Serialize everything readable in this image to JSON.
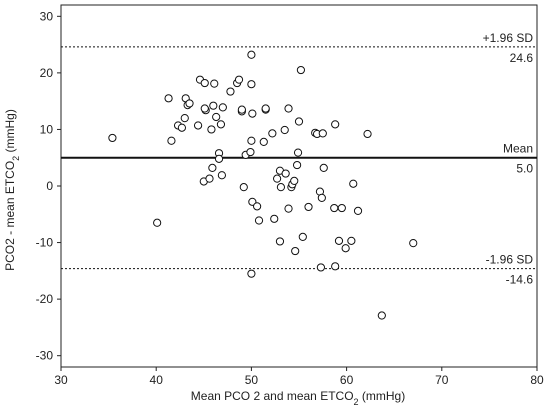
{
  "chart_data": {
    "type": "scatter",
    "xlabel": "Mean PCO 2 and mean ETCO2 (mmHg)",
    "ylabel": "PCO2 - mean ETCO2 (mmHg)",
    "xlim": [
      30,
      80
    ],
    "ylim": [
      -32,
      32
    ],
    "xticks": [
      30,
      40,
      50,
      60,
      70,
      80
    ],
    "yticks": [
      -30,
      -20,
      -10,
      0,
      10,
      20,
      30
    ],
    "grid": false,
    "reference_lines": [
      {
        "id": "upper",
        "label": "+1.96 SD",
        "value_label": "24.6",
        "value": 24.6,
        "style": "dashed"
      },
      {
        "id": "mean",
        "label": "Mean",
        "value_label": "5.0",
        "value": 5.0,
        "style": "solid"
      },
      {
        "id": "lower",
        "label": "-1.96 SD",
        "value_label": "-14.6",
        "value": -14.6,
        "style": "dashed"
      }
    ],
    "points": [
      [
        35.4,
        8.5
      ],
      [
        40.1,
        -6.5
      ],
      [
        41.3,
        15.5
      ],
      [
        41.6,
        8.0
      ],
      [
        42.3,
        10.7
      ],
      [
        42.7,
        10.3
      ],
      [
        43.0,
        12.0
      ],
      [
        43.1,
        15.5
      ],
      [
        43.3,
        14.3
      ],
      [
        43.5,
        14.6
      ],
      [
        44.4,
        10.7
      ],
      [
        44.6,
        18.8
      ],
      [
        45.1,
        18.2
      ],
      [
        45.2,
        13.4
      ],
      [
        45.1,
        13.7
      ],
      [
        45.0,
        0.8
      ],
      [
        45.6,
        1.3
      ],
      [
        45.9,
        3.2
      ],
      [
        45.8,
        10.0
      ],
      [
        46.0,
        14.2
      ],
      [
        46.1,
        18.1
      ],
      [
        46.3,
        12.2
      ],
      [
        46.6,
        5.8
      ],
      [
        46.6,
        4.8
      ],
      [
        46.9,
        1.9
      ],
      [
        47.0,
        13.9
      ],
      [
        46.8,
        10.9
      ],
      [
        47.8,
        16.7
      ],
      [
        48.5,
        18.2
      ],
      [
        48.7,
        18.8
      ],
      [
        49.0,
        13.2
      ],
      [
        49.0,
        13.5
      ],
      [
        49.4,
        5.5
      ],
      [
        49.2,
        -0.2
      ],
      [
        49.9,
        6.0
      ],
      [
        50.0,
        8.0
      ],
      [
        50.1,
        12.8
      ],
      [
        50.0,
        23.2
      ],
      [
        50.0,
        18.0
      ],
      [
        50.1,
        -2.8
      ],
      [
        50.6,
        -3.6
      ],
      [
        50.8,
        -6.1
      ],
      [
        50.0,
        -15.5
      ],
      [
        51.3,
        7.8
      ],
      [
        51.5,
        13.5
      ],
      [
        51.5,
        13.7
      ],
      [
        52.2,
        9.3
      ],
      [
        52.4,
        -5.8
      ],
      [
        52.7,
        1.3
      ],
      [
        53.0,
        2.7
      ],
      [
        53.1,
        -0.2
      ],
      [
        53.0,
        -9.8
      ],
      [
        53.5,
        9.9
      ],
      [
        53.6,
        2.2
      ],
      [
        53.9,
        -4.0
      ],
      [
        53.9,
        13.7
      ],
      [
        54.2,
        -0.2
      ],
      [
        54.3,
        0.3
      ],
      [
        54.5,
        0.9
      ],
      [
        54.6,
        -11.5
      ],
      [
        54.8,
        3.7
      ],
      [
        54.9,
        5.9
      ],
      [
        55.0,
        11.4
      ],
      [
        55.2,
        20.5
      ],
      [
        55.4,
        -9.0
      ],
      [
        56.0,
        -3.7
      ],
      [
        56.7,
        9.4
      ],
      [
        56.9,
        9.2
      ],
      [
        57.2,
        -1.0
      ],
      [
        57.3,
        -14.4
      ],
      [
        57.4,
        -2.1
      ],
      [
        57.5,
        9.3
      ],
      [
        57.6,
        3.2
      ],
      [
        58.7,
        -3.9
      ],
      [
        58.8,
        10.9
      ],
      [
        58.8,
        -14.2
      ],
      [
        59.2,
        -9.7
      ],
      [
        59.5,
        -3.9
      ],
      [
        59.9,
        -11.0
      ],
      [
        60.5,
        -9.7
      ],
      [
        60.7,
        0.4
      ],
      [
        61.2,
        -4.4
      ],
      [
        62.2,
        9.2
      ],
      [
        63.7,
        -22.9
      ],
      [
        67.0,
        -10.1
      ]
    ]
  }
}
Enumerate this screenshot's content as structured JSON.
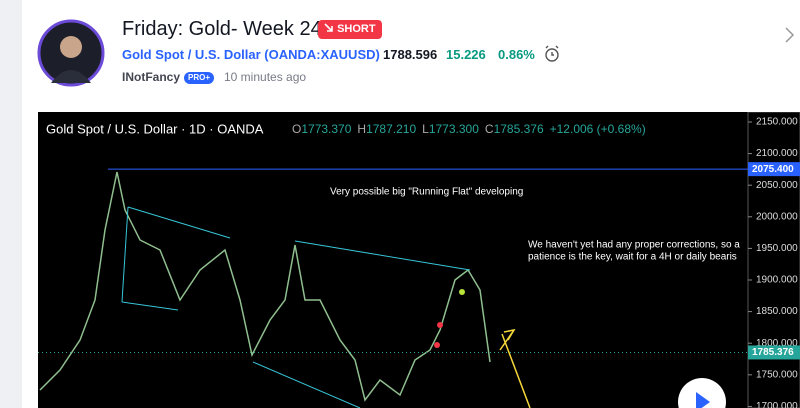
{
  "header": {
    "title": "Friday: Gold- Week 24",
    "badge": "SHORT",
    "symbol": "Gold Spot / U.S. Dollar (OANDA:XAUUSD)",
    "price": "1788.596",
    "change": "15.226",
    "change_pct": "0.86%",
    "author": "INotFancy",
    "author_badge": "PRO+",
    "time": "10 minutes ago"
  },
  "chart": {
    "legend": {
      "title": "Gold Spot / U.S. Dollar · 1D · OANDA",
      "ohlc": [
        {
          "key": "O",
          "value": "1773.370"
        },
        {
          "key": "H",
          "value": "1787.210"
        },
        {
          "key": "L",
          "value": "1773.300"
        },
        {
          "key": "C",
          "value": "1785.376"
        }
      ],
      "change": "+12.006 (+0.68%)"
    },
    "annotations": [
      "Very possible big \"Running Flat\" developing",
      "We haven't yet had any proper corrections, so a",
      "patience is the key, wait for a 4H or daily bearis"
    ],
    "price_axis": {
      "ylim": [
        1697.5,
        2165.8
      ],
      "ticks": [
        {
          "value": 2150,
          "label": "2150.000"
        },
        {
          "value": 2100,
          "label": "2100.000"
        },
        {
          "value": 2050,
          "label": "2050.000"
        },
        {
          "value": 2000,
          "label": "2000.000"
        },
        {
          "value": 1950,
          "label": "1950.000"
        },
        {
          "value": 1900,
          "label": "1900.000"
        },
        {
          "value": 1850,
          "label": "1850.000"
        },
        {
          "value": 1800,
          "label": "1800.000"
        },
        {
          "value": 1750,
          "label": "1750.000"
        },
        {
          "value": 1700,
          "label": "1700.000"
        }
      ],
      "levels": [
        {
          "value": 2075.4,
          "label": "2075.400",
          "color": "#2962ff"
        },
        {
          "value": 1785.376,
          "label": "1785.376",
          "color": "#26a69a"
        }
      ]
    }
  }
}
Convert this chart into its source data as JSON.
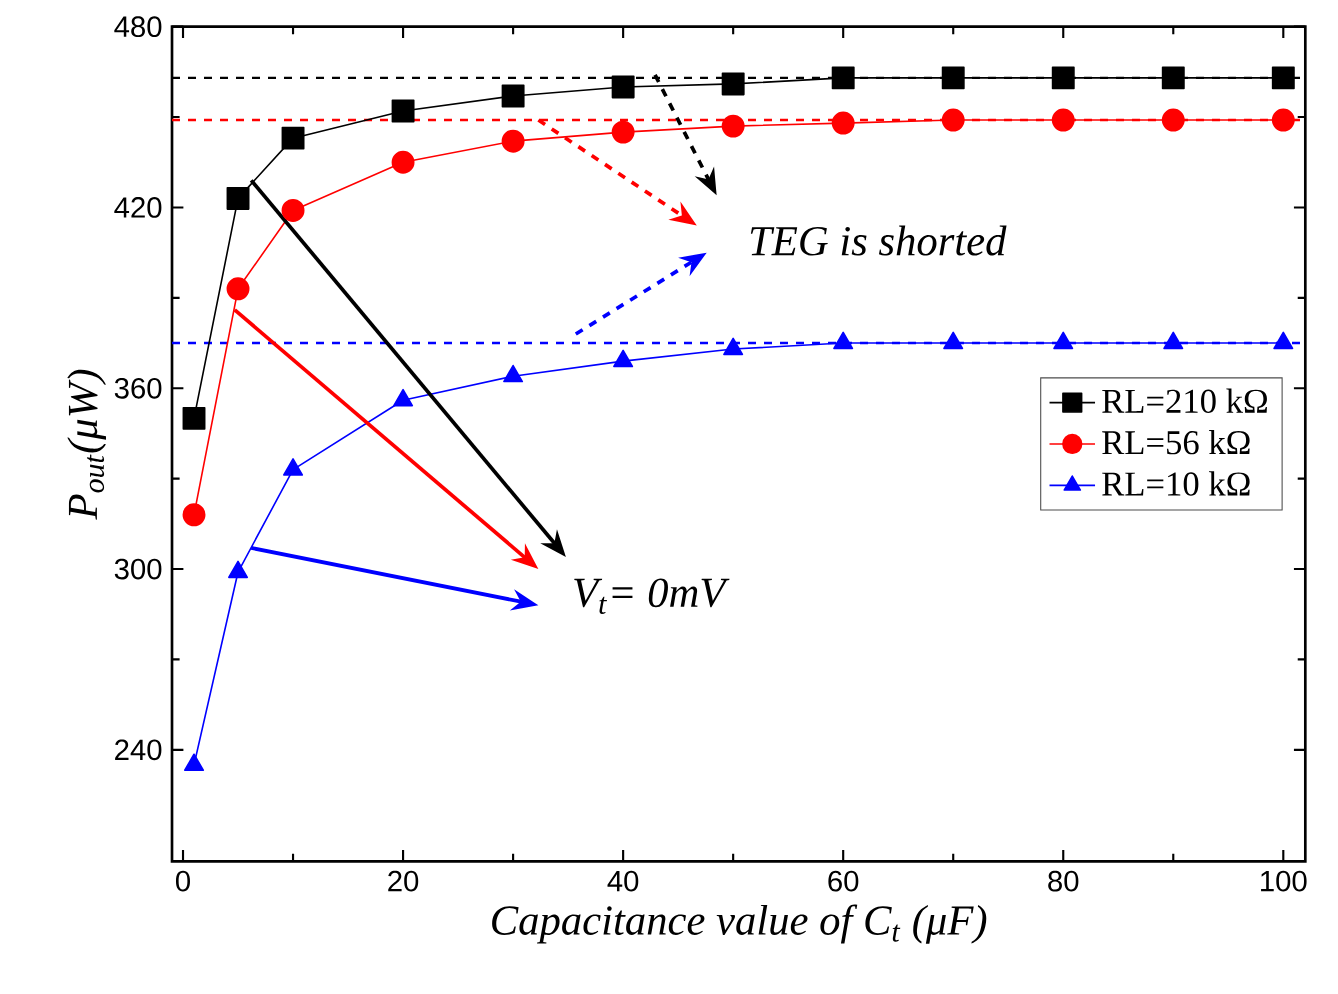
{
  "chart_data": {
    "type": "line",
    "xlabel": "Capacitance value of C$_{t}$ (μF)",
    "ylabel": "P$_{out}$(μW)",
    "xlim": [
      -1,
      102
    ],
    "xticks": [
      0,
      20,
      40,
      60,
      80,
      100
    ],
    "ylim": [
      203,
      480
    ],
    "yticks": [
      240,
      300,
      360,
      420,
      480
    ],
    "legend": "right",
    "line_style": "solid",
    "series": [
      {
        "name": "RL=210 kΩ",
        "color": "#000000",
        "marker": "square",
        "x": [
          1,
          5,
          10,
          20,
          30,
          40,
          50,
          60,
          70,
          80,
          90,
          100
        ],
        "values": [
          350,
          423,
          443,
          452,
          457,
          460,
          461,
          463,
          463,
          463,
          463,
          463
        ]
      },
      {
        "name": "RL=56 kΩ",
        "color": "#ff0000",
        "marker": "circle",
        "x": [
          1,
          5,
          10,
          20,
          30,
          40,
          50,
          60,
          70,
          80,
          90,
          100
        ],
        "values": [
          318,
          393,
          419,
          435,
          442,
          445,
          447,
          448,
          449,
          449,
          449,
          449
        ]
      },
      {
        "name": "RL=10 kΩ",
        "color": "#0000ff",
        "marker": "triangle",
        "x": [
          1,
          5,
          10,
          20,
          30,
          40,
          50,
          60,
          70,
          80,
          90,
          100
        ],
        "values": [
          235,
          299,
          333,
          356,
          364,
          369,
          373,
          375,
          375,
          375,
          375,
          375
        ]
      }
    ],
    "ref_lines": [
      {
        "axis": "y",
        "value": 463,
        "color": "#000000",
        "line_style": "dashed"
      },
      {
        "axis": "y",
        "value": 449,
        "color": "#ff0000",
        "line_style": "dashed"
      },
      {
        "axis": "y",
        "value": 375,
        "color": "#0000ff",
        "line_style": "dashed"
      }
    ],
    "annotations": [
      "TEG is shorted",
      "V$_{t}$= 0mV"
    ]
  }
}
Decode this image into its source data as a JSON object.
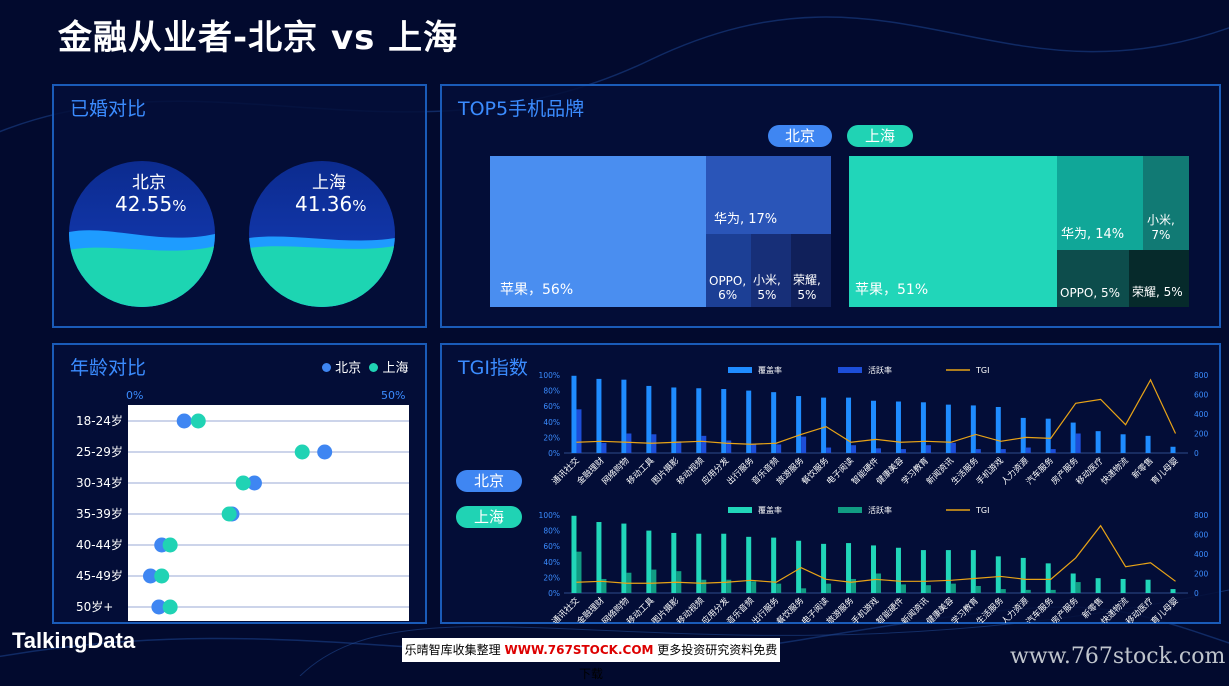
{
  "title": "金融从业者-北京 vs 上海",
  "marriage": {
    "title": "已婚对比",
    "beijing": {
      "city": "北京",
      "value": "42.55",
      "unit": "%"
    },
    "shanghai": {
      "city": "上海",
      "value": "41.36",
      "unit": "%"
    }
  },
  "phones": {
    "title": "TOP5手机品牌",
    "legend": {
      "beijing": "北京",
      "shanghai": "上海"
    },
    "beijing": [
      {
        "label": "苹果，56%"
      },
      {
        "label": "华为, 17%"
      },
      {
        "label": "OPPO,\n6%"
      },
      {
        "label": "小米,\n5%"
      },
      {
        "label": "荣耀,\n5%"
      }
    ],
    "shanghai": [
      {
        "label": "苹果，51%"
      },
      {
        "label": "华为, 14%"
      },
      {
        "label": "小米,\n7%"
      },
      {
        "label": "OPPO, 5%"
      },
      {
        "label": "荣耀, 5%"
      }
    ]
  },
  "age": {
    "title": "年龄对比",
    "legend": {
      "beijing": "北京",
      "shanghai": "上海"
    },
    "axis_min_label": "0%",
    "axis_max_label": "50%"
  },
  "tgi": {
    "title": "TGI指数",
    "beijing_label": "北京",
    "shanghai_label": "上海"
  },
  "brand": "TalkingData",
  "footer": {
    "left": "乐晴智库收集整理 ",
    "url": "WWW.767STOCK.COM",
    "right": " 更多投资研究资料免费下载"
  },
  "watermark": "www.767stock.com",
  "colors": {
    "beijing": "#3f86f2",
    "shanghai": "#20d3b4",
    "panel_border": "#1a5bb8"
  },
  "chart_data": [
    {
      "type": "scatter",
      "title": "年龄对比",
      "categories": [
        "18-24岁",
        "25-29岁",
        "30-34岁",
        "35-39岁",
        "40-44岁",
        "45-49岁",
        "50岁+"
      ],
      "xlim": [
        0,
        50
      ],
      "series": [
        {
          "name": "北京",
          "values": [
            10,
            35,
            22.5,
            18.5,
            6,
            4,
            5.5
          ]
        },
        {
          "name": "上海",
          "values": [
            12.5,
            31,
            20.5,
            18,
            7.5,
            6,
            7.5
          ]
        }
      ]
    },
    {
      "type": "bar",
      "title": "北京",
      "categories": [
        "通讯社交",
        "金融理财",
        "网络购物",
        "移动工具",
        "图片摄影",
        "移动视频",
        "应用分发",
        "出行服务",
        "音乐音频",
        "旅游服务",
        "餐饮服务",
        "电子阅读",
        "智能硬件",
        "健康美容",
        "学习教育",
        "新闻资讯",
        "生活服务",
        "手机游戏",
        "人力资源",
        "汽车服务",
        "房产服务",
        "移动医疗",
        "快递物流",
        "新零售",
        "育儿母婴"
      ],
      "ylim": [
        0,
        100
      ],
      "y2lim": [
        0,
        800
      ],
      "y_ticks": [
        "0%",
        "20%",
        "40%",
        "60%",
        "80%",
        "100%"
      ],
      "y2_ticks": [
        "0",
        "200",
        "400",
        "600",
        "800"
      ],
      "series": [
        {
          "name": "覆盖率",
          "values": [
            99,
            95,
            94,
            86,
            84,
            83,
            82,
            80,
            78,
            73,
            71,
            71,
            67,
            66,
            65,
            62,
            61,
            59,
            45,
            44,
            39,
            28,
            24,
            22,
            8
          ]
        },
        {
          "name": "活跃率",
          "values": [
            56,
            13,
            25,
            24,
            15,
            22,
            16,
            12,
            11,
            21,
            7,
            10,
            6,
            5,
            10,
            13,
            5,
            5,
            7,
            5,
            25,
            0,
            0,
            0,
            0
          ]
        },
        {
          "name": "TGI",
          "values": [
            110,
            120,
            110,
            100,
            110,
            120,
            100,
            90,
            100,
            190,
            270,
            110,
            140,
            110,
            120,
            110,
            190,
            120,
            160,
            150,
            510,
            550,
            290,
            750,
            200
          ]
        }
      ]
    },
    {
      "type": "bar",
      "title": "上海",
      "categories": [
        "通讯社交",
        "金融理财",
        "网络购物",
        "移动工具",
        "图片摄影",
        "移动视频",
        "应用分发",
        "音乐音频",
        "出行服务",
        "餐饮服务",
        "电子阅读",
        "旅游服务",
        "手机游戏",
        "智能硬件",
        "新闻资讯",
        "健康美容",
        "学习教育",
        "生活服务",
        "人力资源",
        "汽车服务",
        "房产服务",
        "新零售",
        "快递物流",
        "移动医疗",
        "育儿母婴"
      ],
      "ylim": [
        0,
        100
      ],
      "y2lim": [
        0,
        800
      ],
      "y_ticks": [
        "0%",
        "20%",
        "40%",
        "60%",
        "80%",
        "100%"
      ],
      "y2_ticks": [
        "0",
        "200",
        "400",
        "600",
        "800"
      ],
      "series": [
        {
          "name": "覆盖率",
          "values": [
            99,
            91,
            89,
            80,
            77,
            76,
            76,
            72,
            71,
            67,
            63,
            64,
            61,
            58,
            55,
            55,
            55,
            47,
            45,
            38,
            25,
            19,
            18,
            17,
            5
          ]
        },
        {
          "name": "活跃率",
          "values": [
            53,
            18,
            26,
            30,
            28,
            17,
            17,
            15,
            12,
            6,
            12,
            18,
            25,
            11,
            10,
            12,
            9,
            5,
            4,
            4,
            14,
            0,
            0,
            0,
            0
          ]
        },
        {
          "name": "TGI",
          "values": [
            110,
            120,
            100,
            100,
            110,
            100,
            110,
            130,
            110,
            260,
            140,
            110,
            140,
            120,
            120,
            130,
            150,
            170,
            140,
            140,
            360,
            690,
            270,
            310,
            120
          ]
        }
      ]
    }
  ]
}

Goal
Out of the records, collect only those lines that contain the string "mmHg".

Solution for this problem
    "xlabel": "Mean PCO 2 and mean ETCO2 (mmHg)",
    "ylabel": "PCO2 - mean ETCO2 (mmHg)",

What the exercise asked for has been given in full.